(Extracted records)
[Start]

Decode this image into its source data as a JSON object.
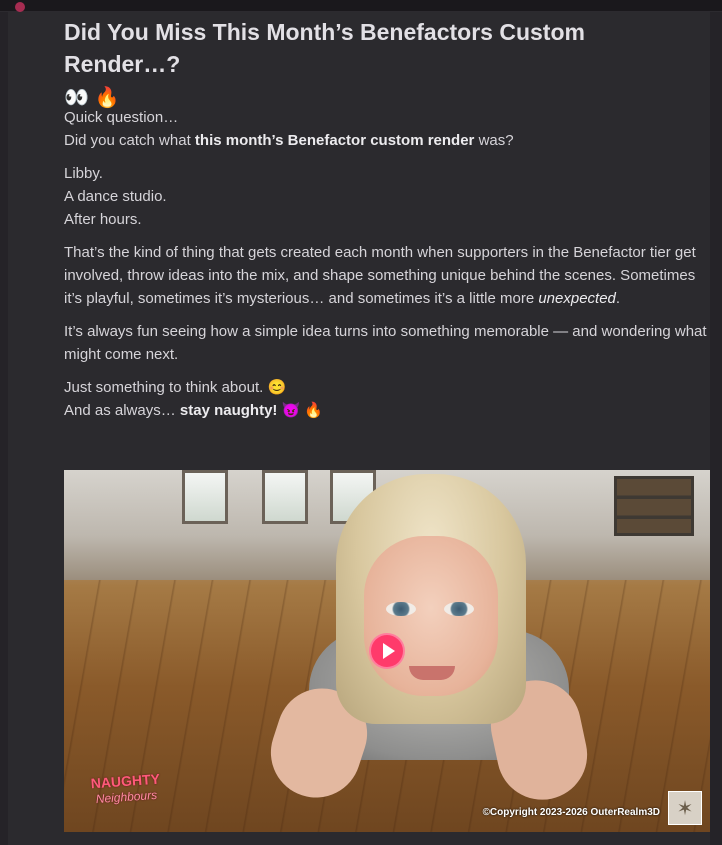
{
  "post": {
    "title": "Did You Miss This Month’s Benefactors Custom Render…?",
    "title_emojis": "👀 🔥",
    "p1_line1": "Quick question…",
    "p1_line2_a": "Did you catch what ",
    "p1_line2_b": "this month’s Benefactor custom render",
    "p1_line2_c": " was?",
    "p2_line1": "Libby.",
    "p2_line2": "A dance studio.",
    "p2_line3": "After hours.",
    "p3_a": "That’s the kind of thing that gets created each month when supporters in the Benefactor tier get involved, throw ideas into the mix, and shape something unique behind the scenes. Sometimes it’s playful, sometimes it’s mysterious… and sometimes it’s a little more ",
    "p3_b": "unexpected",
    "p3_c": ".",
    "p4": "It’s always fun seeing how a simple idea turns into something memorable — and wondering what might come next.",
    "p5_line1_text": "Just something to think about.",
    "p5_line1_emoji": "😊",
    "p5_line2_a": "And as always… ",
    "p5_line2_b": "stay naughty!",
    "p5_line2_emoji": "😈 🔥"
  },
  "media": {
    "logo_line1": "NAUGHTY",
    "logo_line2": "Neighbours",
    "copyright": "©Copyright 2023-2026 OuterRealm3D",
    "play_icon": "play-icon",
    "accent": "#ff3a6b"
  }
}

[End]

TASK DESCRIPTION —
Find how many lines in the material hold the word "what" and state that number alone.

PROBLEM SOLUTION —
2